▶ [Exercise aim]:
Print the listing that follows, character for character.
[start of Dataset records]
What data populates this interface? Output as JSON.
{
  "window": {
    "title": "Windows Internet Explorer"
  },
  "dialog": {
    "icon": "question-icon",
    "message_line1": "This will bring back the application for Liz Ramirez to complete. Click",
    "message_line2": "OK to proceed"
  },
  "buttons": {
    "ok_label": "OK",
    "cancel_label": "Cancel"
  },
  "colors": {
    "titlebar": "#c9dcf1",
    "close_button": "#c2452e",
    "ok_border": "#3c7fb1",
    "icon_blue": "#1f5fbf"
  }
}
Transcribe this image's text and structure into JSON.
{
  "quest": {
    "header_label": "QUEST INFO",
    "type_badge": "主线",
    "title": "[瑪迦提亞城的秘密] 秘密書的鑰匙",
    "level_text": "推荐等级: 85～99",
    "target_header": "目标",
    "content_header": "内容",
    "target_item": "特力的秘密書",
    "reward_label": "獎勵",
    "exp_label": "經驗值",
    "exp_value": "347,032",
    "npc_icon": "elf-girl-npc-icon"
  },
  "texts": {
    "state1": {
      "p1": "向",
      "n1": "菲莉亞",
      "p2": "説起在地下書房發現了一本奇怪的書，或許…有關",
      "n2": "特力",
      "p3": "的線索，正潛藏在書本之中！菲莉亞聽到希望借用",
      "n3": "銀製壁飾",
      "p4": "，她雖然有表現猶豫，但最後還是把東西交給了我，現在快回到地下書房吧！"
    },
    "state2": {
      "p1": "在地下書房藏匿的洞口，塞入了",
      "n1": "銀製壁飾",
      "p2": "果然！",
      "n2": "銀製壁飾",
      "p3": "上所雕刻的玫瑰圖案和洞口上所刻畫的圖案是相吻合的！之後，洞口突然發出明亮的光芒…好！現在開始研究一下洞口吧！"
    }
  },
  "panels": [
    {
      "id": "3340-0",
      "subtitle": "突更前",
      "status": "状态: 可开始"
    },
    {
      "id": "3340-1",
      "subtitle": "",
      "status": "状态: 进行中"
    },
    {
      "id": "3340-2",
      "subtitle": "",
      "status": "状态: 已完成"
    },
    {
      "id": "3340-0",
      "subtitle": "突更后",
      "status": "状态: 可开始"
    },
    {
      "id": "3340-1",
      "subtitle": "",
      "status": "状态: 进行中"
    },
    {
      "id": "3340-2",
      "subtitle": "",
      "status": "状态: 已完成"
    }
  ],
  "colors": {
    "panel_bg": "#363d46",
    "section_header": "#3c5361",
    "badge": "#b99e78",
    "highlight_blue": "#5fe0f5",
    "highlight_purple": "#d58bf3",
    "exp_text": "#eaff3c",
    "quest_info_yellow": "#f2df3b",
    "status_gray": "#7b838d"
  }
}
[end of Dataset records]
▶ [Task answer]:
What data populates this interface? Output as JSON.
{
  "window": {
    "title": "Windows Internet Explorer"
  },
  "dialog": {
    "icon": "question-icon",
    "message_line1": "This will bring back the application for Liz Ramirez to complete. Click",
    "message_line2": "OK to proceed"
  },
  "buttons": {
    "ok_label": "OK",
    "cancel_label": "Cancel"
  },
  "colors": {
    "titlebar": "#c9dcf1",
    "close_button": "#c2452e",
    "ok_border": "#3c7fb1",
    "icon_blue": "#1f5fbf"
  }
}
Transcribe this image's text and structure into JSON.
{
  "quest": {
    "header_label": "QUEST INFO",
    "type_badge": "主线",
    "title": "[瑪迦提亞城的秘密] 秘密書的鑰匙",
    "level_text": "推荐等级: 85～99",
    "target_header": "目标",
    "content_header": "内容",
    "target_item": "特力的秘密書",
    "reward_label": "獎勵",
    "exp_label": "經驗值",
    "exp_value": "347,032",
    "npc_icon": "elf-girl-npc-icon"
  },
  "texts": {
    "state1": {
      "p1": "向",
      "n1": "菲莉亞",
      "p2": "説起在地下書房發現了一本奇怪的書，或許…有關",
      "n2": "特力",
      "p3": "的線索，正潛藏在書本之中！菲莉亞聽到希望借用",
      "n3": "銀製壁飾",
      "p4": "，她雖然有表現猶豫，但最後還是把東西交給了我，現在快回到地下書房吧！"
    },
    "state2": {
      "p1": "在地下書房藏匿的洞口，塞入了",
      "n1": "銀製壁飾",
      "p2": "果然！",
      "n2": "銀製壁飾",
      "p3": "上所雕刻的玫瑰圖案和洞口上所刻畫的圖案是相吻合的！之後，洞口突然發出明亮的光芒…好！現在開始研究一下洞口吧！"
    }
  },
  "panels": [
    {
      "id": "3340-0",
      "subtitle": "突更前",
      "status": "状态: 可开始"
    },
    {
      "id": "3340-1",
      "subtitle": "",
      "status": "状态: 进行中"
    },
    {
      "id": "3340-2",
      "subtitle": "",
      "status": "状态: 已完成"
    },
    {
      "id": "3340-0",
      "subtitle": "突更后",
      "status": "状态: 可开始"
    },
    {
      "id": "3340-1",
      "subtitle": "",
      "status": "状态: 进行中"
    },
    {
      "id": "3340-2",
      "subtitle": "",
      "status": "状态: 已完成"
    }
  ],
  "colors": {
    "panel_bg": "#363d46",
    "section_header": "#3c5361",
    "badge": "#b99e78",
    "highlight_blue": "#5fe0f5",
    "highlight_purple": "#d58bf3",
    "exp_text": "#eaff3c",
    "quest_info_yellow": "#f2df3b",
    "status_gray": "#7b838d"
  }
}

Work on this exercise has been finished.